◆ **Explore the material**:
1. In the Money Flow Index text, what MFI level did Aeropostale move above to become overbought in late September and late December 2009?
2. Write a continuation of the Money Flow Index text below, starting right after its last sentence.

◆ **Quoted passage**:
━━━━

Money Flow Index  -  Chart 3
Aeropostale (ARO) became overbought when the Money Flow Index moved above 90 in late September and late December 2009. Extremes in MFI suggested that these advances were unsustainable and a pullback was imminent. The first overbought reading led to a sizable decline, but the second did not. Notice that ARO peaked with the first overbought reading and formed lower highs into October. The late October support break signaled a clear trend reversal. After the December overbought reading, ARO moved above 23 and consolidated. There were two down gaps and a support break, but these did not hold. Price action was stronger than the overbought reading. ARO ultimately broke resistance at 24 and surged back above 28. The second signal did not work.

Divergences and Failures

Failure swings and divergences can be combined to create more robust signals. A bullish failure swing occurs when MFI becomes oversold below 20, surges above 20, holds above 20 on a pullback and then breaks above its prior reaction high. A bullish divergence forms when prices move to a lower low, but the indicator forms a higher low to show improving money flow or momentum.
On the Aetna (AET) chart below, a bullish divergence and failure swing formed in January-February 2010. First, notice how the stock formed a lower low in February and MFI held well above its January low for a bullish divergence. Second, notice how MFI dipped below 20 in January, held above 20 in February and broke its prior high in late February. This signal combination foreshadowed a strong advance in March.
Money Flow Index  -  Chart 4
A bearish failure swing occurs when MFI becomes overbought above 80, plunges below 80, fails to exceed 80 on a bounce and then breaks below the prior reaction low. A bearish divergence forms when the stock forges a higher high and the indicator forms a lower high, which indicates deteriorating money flow or momentum.

━━━━

◆ **Data provided**:
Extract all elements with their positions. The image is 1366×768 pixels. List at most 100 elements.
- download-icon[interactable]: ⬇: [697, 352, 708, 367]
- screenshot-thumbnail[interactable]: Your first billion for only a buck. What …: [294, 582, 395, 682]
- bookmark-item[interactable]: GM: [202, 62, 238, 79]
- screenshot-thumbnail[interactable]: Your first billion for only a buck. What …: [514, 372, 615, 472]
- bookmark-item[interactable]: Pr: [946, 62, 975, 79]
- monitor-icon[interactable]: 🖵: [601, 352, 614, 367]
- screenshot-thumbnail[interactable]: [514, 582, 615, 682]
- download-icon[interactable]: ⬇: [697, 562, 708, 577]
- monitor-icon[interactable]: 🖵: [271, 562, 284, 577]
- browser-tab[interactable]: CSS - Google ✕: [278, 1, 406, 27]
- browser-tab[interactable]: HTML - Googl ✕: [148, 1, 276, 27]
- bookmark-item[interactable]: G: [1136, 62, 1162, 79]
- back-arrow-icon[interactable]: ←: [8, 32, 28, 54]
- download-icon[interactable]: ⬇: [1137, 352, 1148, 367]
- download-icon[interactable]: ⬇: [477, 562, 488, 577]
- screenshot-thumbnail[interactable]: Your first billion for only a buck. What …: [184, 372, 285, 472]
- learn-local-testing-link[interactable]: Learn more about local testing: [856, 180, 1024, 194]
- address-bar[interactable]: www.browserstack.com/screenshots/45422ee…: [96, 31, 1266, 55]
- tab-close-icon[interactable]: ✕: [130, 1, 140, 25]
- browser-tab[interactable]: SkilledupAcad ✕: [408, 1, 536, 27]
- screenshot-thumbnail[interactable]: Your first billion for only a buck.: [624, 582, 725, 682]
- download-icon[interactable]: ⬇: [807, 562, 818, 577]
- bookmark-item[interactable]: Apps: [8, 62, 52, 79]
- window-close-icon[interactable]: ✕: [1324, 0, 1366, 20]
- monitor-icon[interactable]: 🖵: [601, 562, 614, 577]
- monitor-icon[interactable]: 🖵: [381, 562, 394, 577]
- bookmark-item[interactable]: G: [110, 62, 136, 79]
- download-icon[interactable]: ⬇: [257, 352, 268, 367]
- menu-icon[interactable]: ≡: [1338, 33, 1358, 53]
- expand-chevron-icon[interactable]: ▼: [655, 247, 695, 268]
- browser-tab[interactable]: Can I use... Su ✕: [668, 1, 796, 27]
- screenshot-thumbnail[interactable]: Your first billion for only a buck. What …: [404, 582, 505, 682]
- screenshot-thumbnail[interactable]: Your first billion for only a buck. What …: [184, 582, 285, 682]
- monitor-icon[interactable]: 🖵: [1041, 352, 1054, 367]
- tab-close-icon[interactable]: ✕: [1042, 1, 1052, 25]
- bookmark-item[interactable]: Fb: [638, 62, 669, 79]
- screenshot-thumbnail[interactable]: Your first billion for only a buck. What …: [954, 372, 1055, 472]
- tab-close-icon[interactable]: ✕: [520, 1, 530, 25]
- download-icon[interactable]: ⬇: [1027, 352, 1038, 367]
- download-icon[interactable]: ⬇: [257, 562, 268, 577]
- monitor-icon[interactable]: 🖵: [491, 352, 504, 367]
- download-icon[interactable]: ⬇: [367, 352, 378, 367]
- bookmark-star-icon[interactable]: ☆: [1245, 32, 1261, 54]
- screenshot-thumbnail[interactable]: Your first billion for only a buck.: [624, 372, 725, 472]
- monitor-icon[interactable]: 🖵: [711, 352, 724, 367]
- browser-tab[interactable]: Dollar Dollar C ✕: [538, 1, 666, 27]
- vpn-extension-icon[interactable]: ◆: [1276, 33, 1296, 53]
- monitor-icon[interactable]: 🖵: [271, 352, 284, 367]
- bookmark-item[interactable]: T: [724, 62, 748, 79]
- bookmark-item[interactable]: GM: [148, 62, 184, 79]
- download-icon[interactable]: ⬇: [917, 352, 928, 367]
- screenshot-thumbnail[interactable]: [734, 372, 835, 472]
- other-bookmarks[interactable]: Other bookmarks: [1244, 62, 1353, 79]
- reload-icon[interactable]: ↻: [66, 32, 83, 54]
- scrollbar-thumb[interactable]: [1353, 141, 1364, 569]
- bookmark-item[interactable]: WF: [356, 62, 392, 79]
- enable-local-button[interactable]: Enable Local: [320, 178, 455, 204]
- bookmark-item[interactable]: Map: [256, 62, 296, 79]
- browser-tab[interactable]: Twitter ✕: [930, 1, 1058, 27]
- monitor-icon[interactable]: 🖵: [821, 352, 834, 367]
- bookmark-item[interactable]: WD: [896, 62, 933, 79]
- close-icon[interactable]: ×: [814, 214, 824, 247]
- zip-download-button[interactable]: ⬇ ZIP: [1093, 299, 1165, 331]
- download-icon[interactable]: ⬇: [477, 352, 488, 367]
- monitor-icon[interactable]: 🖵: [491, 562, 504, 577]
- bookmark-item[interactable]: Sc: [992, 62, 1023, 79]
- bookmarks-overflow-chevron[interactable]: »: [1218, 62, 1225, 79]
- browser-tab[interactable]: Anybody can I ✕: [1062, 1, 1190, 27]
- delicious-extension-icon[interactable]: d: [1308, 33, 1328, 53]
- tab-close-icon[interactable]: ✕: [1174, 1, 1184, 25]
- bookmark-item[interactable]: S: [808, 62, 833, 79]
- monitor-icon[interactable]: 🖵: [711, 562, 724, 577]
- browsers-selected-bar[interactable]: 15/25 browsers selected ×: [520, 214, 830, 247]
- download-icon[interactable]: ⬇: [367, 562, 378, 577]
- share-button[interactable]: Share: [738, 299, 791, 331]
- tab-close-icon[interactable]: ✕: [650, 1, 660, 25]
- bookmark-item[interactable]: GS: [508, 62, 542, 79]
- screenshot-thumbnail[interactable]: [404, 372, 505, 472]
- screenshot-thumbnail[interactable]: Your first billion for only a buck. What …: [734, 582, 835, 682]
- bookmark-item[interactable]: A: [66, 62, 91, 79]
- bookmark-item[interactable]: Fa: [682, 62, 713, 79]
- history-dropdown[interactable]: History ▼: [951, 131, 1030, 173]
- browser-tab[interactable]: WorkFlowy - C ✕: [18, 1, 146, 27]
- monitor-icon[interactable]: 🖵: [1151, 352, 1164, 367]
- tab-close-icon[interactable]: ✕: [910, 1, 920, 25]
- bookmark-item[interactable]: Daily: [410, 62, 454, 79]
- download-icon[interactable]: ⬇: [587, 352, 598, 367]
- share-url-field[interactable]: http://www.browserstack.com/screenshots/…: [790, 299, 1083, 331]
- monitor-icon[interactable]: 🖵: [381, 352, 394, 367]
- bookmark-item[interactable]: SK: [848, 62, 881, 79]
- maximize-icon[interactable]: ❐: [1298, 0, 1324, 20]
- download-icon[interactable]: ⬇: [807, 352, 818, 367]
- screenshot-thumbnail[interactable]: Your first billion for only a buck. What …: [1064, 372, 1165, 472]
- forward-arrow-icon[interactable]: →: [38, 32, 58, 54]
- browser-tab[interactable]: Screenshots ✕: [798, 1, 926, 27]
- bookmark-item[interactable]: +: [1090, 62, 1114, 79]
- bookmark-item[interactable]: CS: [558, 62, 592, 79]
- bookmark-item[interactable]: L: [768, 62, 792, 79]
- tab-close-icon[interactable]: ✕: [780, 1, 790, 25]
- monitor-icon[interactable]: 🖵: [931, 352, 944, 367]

━━━━

◆ **Results of the exercise**:
1. Above 90.

2.
On the Aetna chart above, a bearish divergence and failure swing formed in August-September. The stock moved to a new high in September, but MFI formed a significantly lower high. A bearish failure swing occurred as MFI became overbought above 80 in late August, failed to reach 80 with the September bounce and broke the prior lows with a decline in late September.

Conclusions

The Money Flow Index is a rather unique indicator that combines momentum and volume with an RSI formula. RSI momentum generally favors the bulls when the indicator is above 50 and the bears when below 50. Even though MFI is considered a volume-weighted RSI, using the centerline to determine a bullish or bearish bias does not work as well. Instead, MFI is better suited to identify potential reversals with overbought/oversold levels, bullish/bearish divergences and bullish/bearish failure swings. As with all indicators, MFI should not be used by itself. A pure momentum oscillator, such as RSI, or pattern analysis can be combined with MFI to increase signal robustness.